[Collected data entries]
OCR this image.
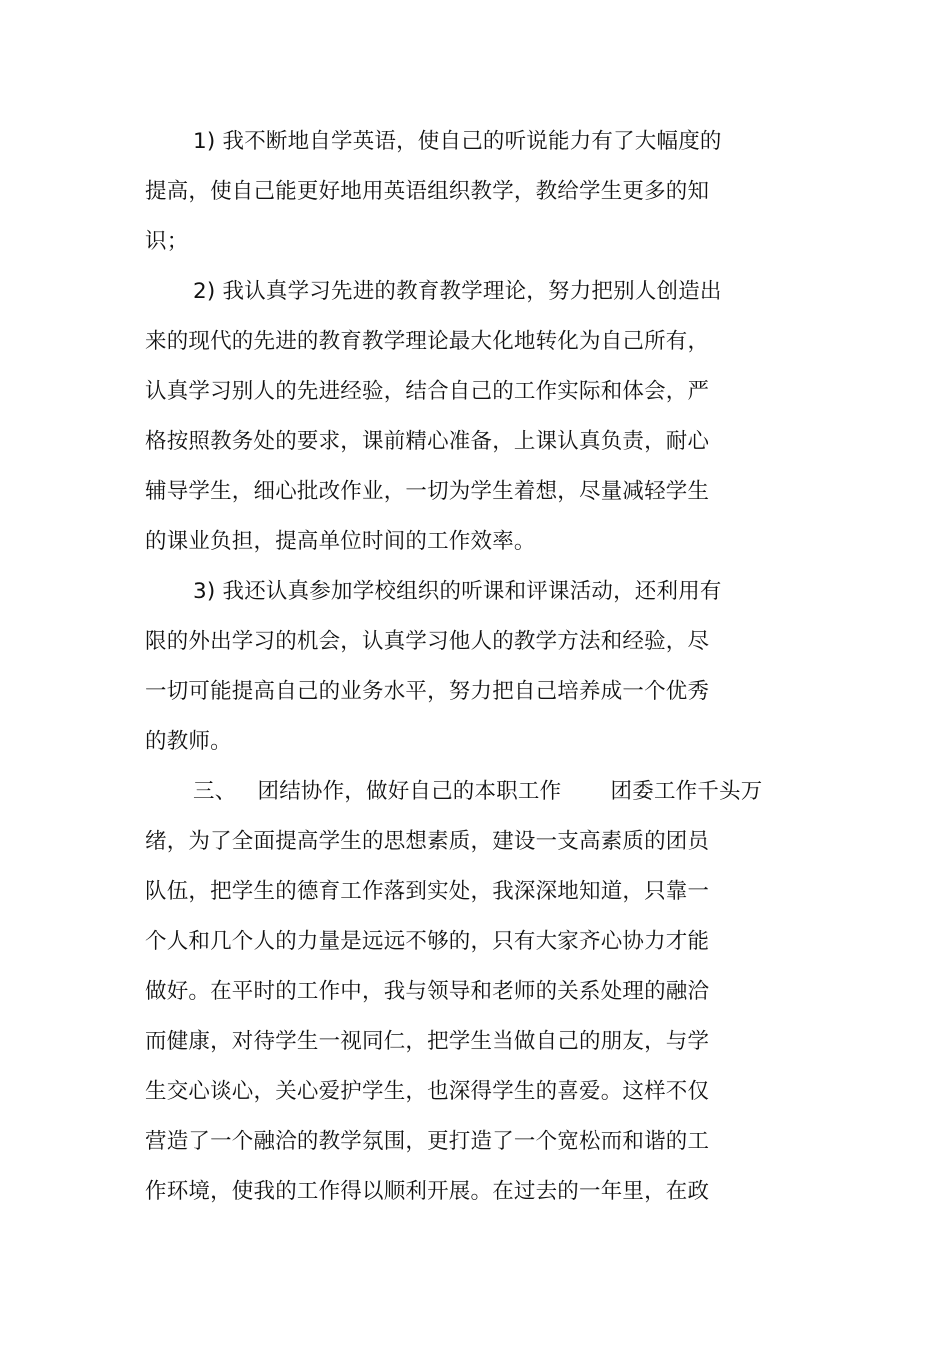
1) 我不断地自学英语，使自己的听说能力有了大幅度的

提高，使自己能更好地用英语组织教学，教给学生更多的知

识；

2) 我认真学习先进的教育教学理论，努力把别人创造出

来的现代的先进的教育教学理论最大化地转化为自己所有，

认真学习别人的先进经验，结合自己的工作实际和体会，严

格按照教务处的要求，课前精心准备，上课认真负责，耐心

辅导学生，细心批改作业，一切为学生着想，尽量减轻学生

的课业负担，提高单位时间的工作效率。

3) 我还认真参加学校组织的听课和评课活动，还利用有

限的外出学习的机会，认真学习他人的教学方法和经验，尽

一切可能提高自己的业务水平，努力把自己培养成一个优秀

的教师。

三、   团结协作，做好自己的本职工作       团委工作千头万

绪，为了全面提高学生的思想素质，建设一支高素质的团员

队伍，把学生的德育工作落到实处，我深深地知道，只靠一

个人和几个人的力量是远远不够的，只有大家齐心协力才能

做好。在平时的工作中，我与领导和老师的关系处理的融洽

而健康，对待学生一视同仁，把学生当做自己的朋友，与学

生交心谈心，关心爱护学生，也深得学生的喜爱。这样不仅

营造了一个融洽的教学氛围，更打造了一个宽松而和谐的工

作环境，使我的工作得以顺利开展。在过去的一年里，在政
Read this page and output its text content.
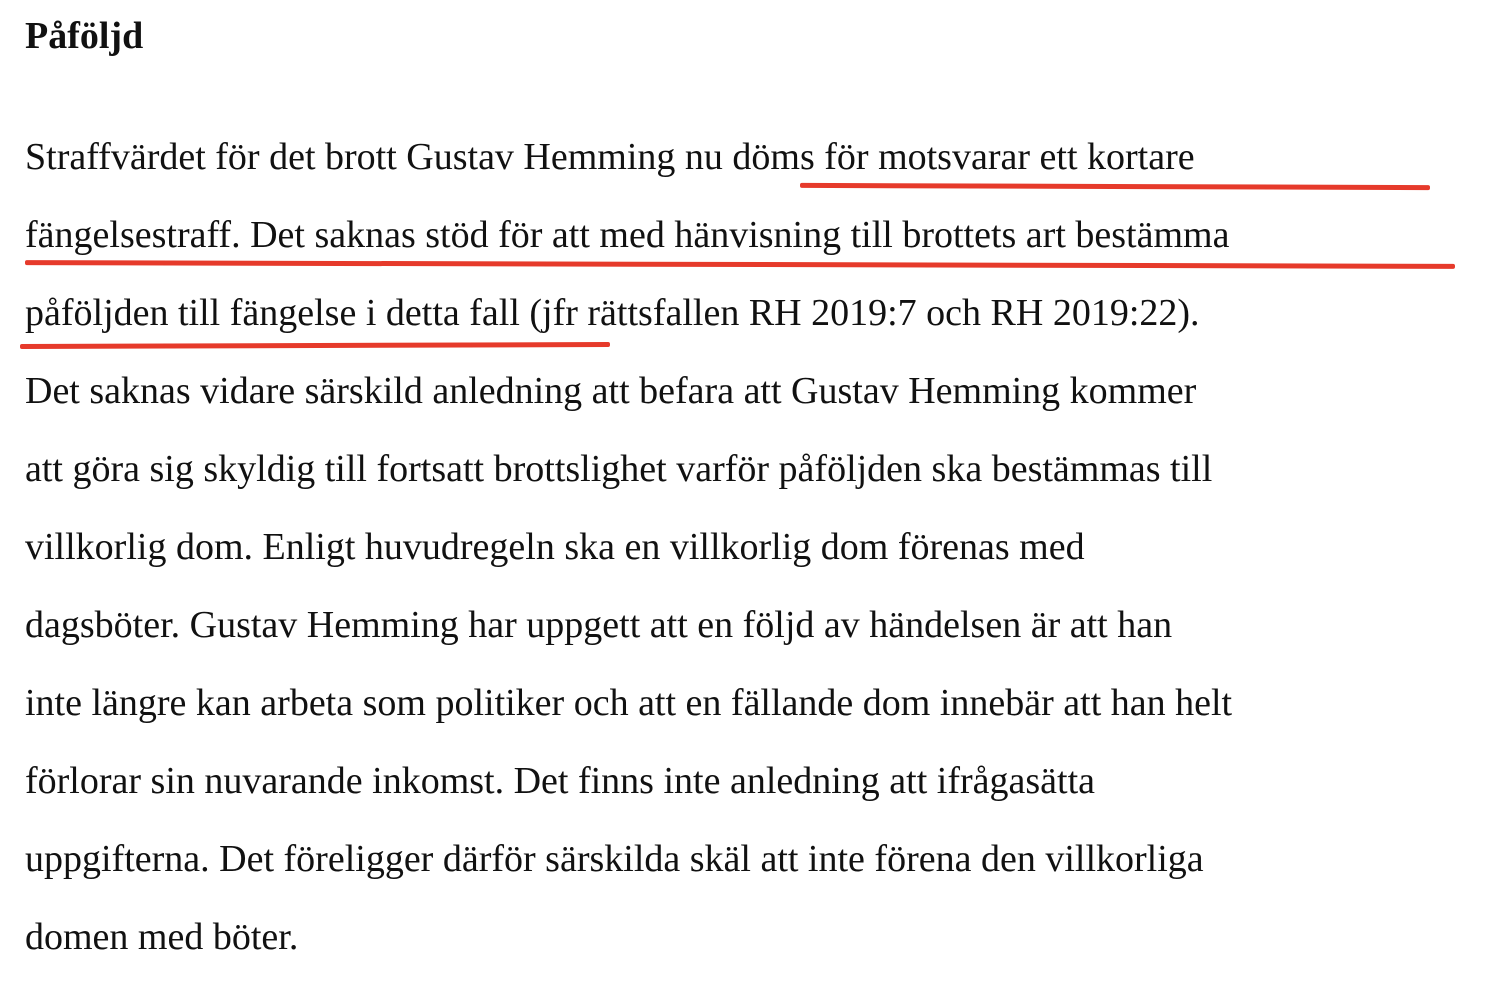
Påföljd

Straffvärdet för det brott Gustav Hemming nu döms för motsvarar ett kortare

fängelsestraff. Det saknas stöd för att med hänvisning till brottets art bestämma

påföljden till fängelse i detta fall (jfr rättsfallen RH 2019:7 och RH 2019:22).

Det saknas vidare särskild anledning att befara att Gustav Hemming kommer

att göra sig skyldig till fortsatt brottslighet varför påföljden ska bestämmas till

villkorlig dom. Enligt huvudregeln ska en villkorlig dom förenas med

dagsböter. Gustav Hemming har uppgett att en följd av händelsen är att han

inte längre kan arbeta som politiker och att en fällande dom innebär att han helt

förlorar sin nuvarande inkomst. Det finns inte anledning att ifrågasätta

uppgifterna. Det föreligger därför särskilda skäl att inte förena den villkorliga

domen med böter.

▶ INSTRUCTIONS TO FOLLOW
Copy every line in the records above that contains the word "inte".

▶ ANSWER BELOW
inte längre kan arbeta som politiker och att en fällande dom innebär att han helt
förlorar sin nuvarande inkomst. Det finns inte anledning att ifrågasätta
uppgifterna. Det föreligger därför särskilda skäl att inte förena den villkorliga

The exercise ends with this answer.